On June 13, the DeepFake Detection Challenge (DFDC), launched by Facebook, Microsoft, Amazon, MIT and other well-known companies and universities jointly, announced the final results. The team “\WM/”, led by Prof. YU Nenghai and Prof. ZHANG Weiming from the Department of Cyberspace Security, University of Science and Technology of China (USTC), won the 2nd Prize (rewarding $300,000) out of 2265 participants, which was the best performer among the domestic teams.
A snapshot of the DFDC website
DeepFake, or face forgery, is a novel technique emerging in recent years, which can simulate and fake videos through deep learning algorithms. Different from needing complex processes based on computer graphics in the traditional face-forgery technology, DeepFake has greatly cut down the technical threshold thanks to the rapid development of artificial intelligence (AI). This type of technique has spawned numerous entertainment-oriented face-forgery applications such as ZAO and Impressions. However, the prevalence of this technique also brings about great potential risks, especially in the fields of politics, finance, and public security. For example, if malicious forgery occurred in identity forgery or public opinion incitement, it would do tremendous damage to the country and society. Therefore, it is necessary to develop effective faked-face detection technology around the world. Under this circumstance, Facebook, Microsoft, Amazon and other international Internet tycoons released the DeepFake Detection Challenge on the Kaggle competition platform with a total prize money of up to 1 million US dollars to reward the top 5 teams, which also made DFDC one of the highest prizes on the Kaggle platform. Since the organizers have great influence in many fields and DeepFake research is heating up, the competition received widespread attention. 2265 teams from different universities and enterprises participated and submitted over 35,000 test models.
DFDC released by far the largest faked-face video data set. The data set contained more than 110,000 faked-face videos processed by a variety of face forgery and expression manipulation algorithms based on DeepFake, face2face and some other methods. The participating teams used this data set to train detection models. The competition additionally provided two online non-public data sets: one for public test (containing 4,000 videos) and the other for private test (containing 10,000 videos). The two data sets were used for verifying algorithm performance and evaluating the final score, respectively. Each participating team was finally ranked by the output accuracy of the detection model on the private test data.

**Complete the following**
[1] Retype the DeepFake Detection Challenge article from "DFDC released by" up to and including "private test data.".
[2] Do these statements agree with the DeepFake Detection Challenge article? Answer yes or no for each, and quote the deciding words from the article.
(a) The USTC team won first prize in the challenge.
(b) The challenge offered total prize money of up to 1 million US dollars for the top 5 teams.
(c) The private test data set contained 4,000 videos.
[3] Proceed with the DeepFake Detection Challenge article from where it stops.

**Extracted records**
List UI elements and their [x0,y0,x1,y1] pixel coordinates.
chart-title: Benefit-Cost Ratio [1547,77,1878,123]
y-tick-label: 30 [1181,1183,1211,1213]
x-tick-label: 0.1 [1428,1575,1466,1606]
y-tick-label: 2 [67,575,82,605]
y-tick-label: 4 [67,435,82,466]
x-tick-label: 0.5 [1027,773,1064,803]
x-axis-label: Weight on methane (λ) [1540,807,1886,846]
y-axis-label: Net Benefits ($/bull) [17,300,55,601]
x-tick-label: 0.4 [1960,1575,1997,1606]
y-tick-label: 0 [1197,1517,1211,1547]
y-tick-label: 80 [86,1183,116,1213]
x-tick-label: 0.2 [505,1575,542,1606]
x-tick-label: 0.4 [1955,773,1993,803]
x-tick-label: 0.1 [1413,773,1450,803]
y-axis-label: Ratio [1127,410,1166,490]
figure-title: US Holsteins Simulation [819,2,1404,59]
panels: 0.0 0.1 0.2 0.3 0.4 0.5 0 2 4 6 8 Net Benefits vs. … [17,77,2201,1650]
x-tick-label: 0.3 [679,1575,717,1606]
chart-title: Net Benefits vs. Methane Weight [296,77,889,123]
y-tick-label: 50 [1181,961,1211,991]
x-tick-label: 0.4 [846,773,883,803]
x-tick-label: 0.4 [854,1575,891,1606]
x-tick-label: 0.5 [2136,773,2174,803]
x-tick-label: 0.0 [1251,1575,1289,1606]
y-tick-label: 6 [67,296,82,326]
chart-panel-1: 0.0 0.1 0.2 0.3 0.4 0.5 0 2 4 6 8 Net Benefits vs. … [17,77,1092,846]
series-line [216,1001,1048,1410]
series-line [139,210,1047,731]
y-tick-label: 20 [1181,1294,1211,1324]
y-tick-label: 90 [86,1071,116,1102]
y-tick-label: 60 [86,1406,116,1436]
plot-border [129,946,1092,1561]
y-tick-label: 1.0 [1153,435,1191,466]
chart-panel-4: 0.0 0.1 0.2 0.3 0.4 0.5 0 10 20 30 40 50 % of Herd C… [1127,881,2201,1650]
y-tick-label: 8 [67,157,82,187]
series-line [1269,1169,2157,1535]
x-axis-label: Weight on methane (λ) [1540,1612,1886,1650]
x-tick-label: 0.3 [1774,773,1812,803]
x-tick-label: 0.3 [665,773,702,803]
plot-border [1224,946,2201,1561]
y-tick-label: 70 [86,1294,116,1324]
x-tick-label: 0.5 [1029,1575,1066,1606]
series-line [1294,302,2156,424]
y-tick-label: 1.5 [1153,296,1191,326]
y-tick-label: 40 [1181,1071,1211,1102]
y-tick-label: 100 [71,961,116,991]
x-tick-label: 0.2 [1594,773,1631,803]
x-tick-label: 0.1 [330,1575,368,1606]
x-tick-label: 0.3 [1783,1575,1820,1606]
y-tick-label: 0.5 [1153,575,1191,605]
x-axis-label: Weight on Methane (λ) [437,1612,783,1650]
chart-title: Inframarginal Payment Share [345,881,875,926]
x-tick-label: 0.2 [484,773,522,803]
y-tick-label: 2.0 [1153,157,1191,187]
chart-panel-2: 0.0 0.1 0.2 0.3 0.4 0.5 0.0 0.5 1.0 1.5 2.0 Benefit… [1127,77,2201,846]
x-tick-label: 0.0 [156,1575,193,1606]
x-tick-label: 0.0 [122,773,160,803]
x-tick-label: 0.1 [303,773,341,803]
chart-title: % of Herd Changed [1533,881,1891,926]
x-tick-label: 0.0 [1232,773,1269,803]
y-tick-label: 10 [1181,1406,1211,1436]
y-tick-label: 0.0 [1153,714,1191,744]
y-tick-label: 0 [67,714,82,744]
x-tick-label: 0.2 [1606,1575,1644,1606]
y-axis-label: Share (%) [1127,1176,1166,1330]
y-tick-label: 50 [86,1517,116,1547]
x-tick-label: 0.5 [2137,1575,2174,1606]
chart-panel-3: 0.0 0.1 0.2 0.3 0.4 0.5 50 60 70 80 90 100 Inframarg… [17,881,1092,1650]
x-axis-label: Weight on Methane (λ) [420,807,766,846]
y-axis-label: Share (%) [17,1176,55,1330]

**Written answers**
[1]
DFDC released by far the largest faked-face video data set. The data set contained more than 110,000 faked-face videos processed by a variety of face forgery and expression manipulation algorithms based on DeepFake, face2face and some other methods. The participating teams used this data set to train detection models. The competition additionally provided two online non-public data sets: one for public test (containing 4,000 videos) and the other for private test (containing 10,000 videos). The two data sets were used for verifying algorithm performance and evaluating the final score, respectively. Each participating team was finally ranked by the output accuracy of the detection model on the private test data.

[2]
(a) No: "won the 2nd Prize (rewarding $300,000) out of 2265 participants"
(b) Yes: "with a total prize money of up to 1 million US dollars to reward the top 5 teams"
(c) No: "the other for private test (containing 10,000 videos)"

[3]
The final standings of the competition
The game lasted three and a half months. After continuous simulation and algorithm improvement, the \WM/ team from USTC finally achieved the second prize in the world (only 0.0005 points away from the first place). The team consists of a post-doctor, a PhD student and a master student from the Information Processing Center of the Department of Cyberspace Security. The Information Processing Center of USTC was donated by Mr. SHAO Yifu, a famous Hong Kong industrialist. It was founded in 1989 and has outstanding achievements in scientific research and talent development in the fields of multimedia and AI.
The \WM/ team’s advisors Prof. YU Nenghai and Prof. ZHANG Weiming have long been engaged in multimedia and AI security research. Their research group is affiliated to the Information Processing Center of USTC, and has made a series of important achievements in the direction of anti-sample, deep learning model protection, deep forgery and detection. Its members have published many high-level papers in the top associations like CVPR, AAAI and ICCV. And they won the championship of the defensive competition in the AI algorithm competition of 2019 AI top association IJCAI-Alibaba. This time, the excellent result obtained in DFDC is an important breakthrough for USTC in the field of AI security.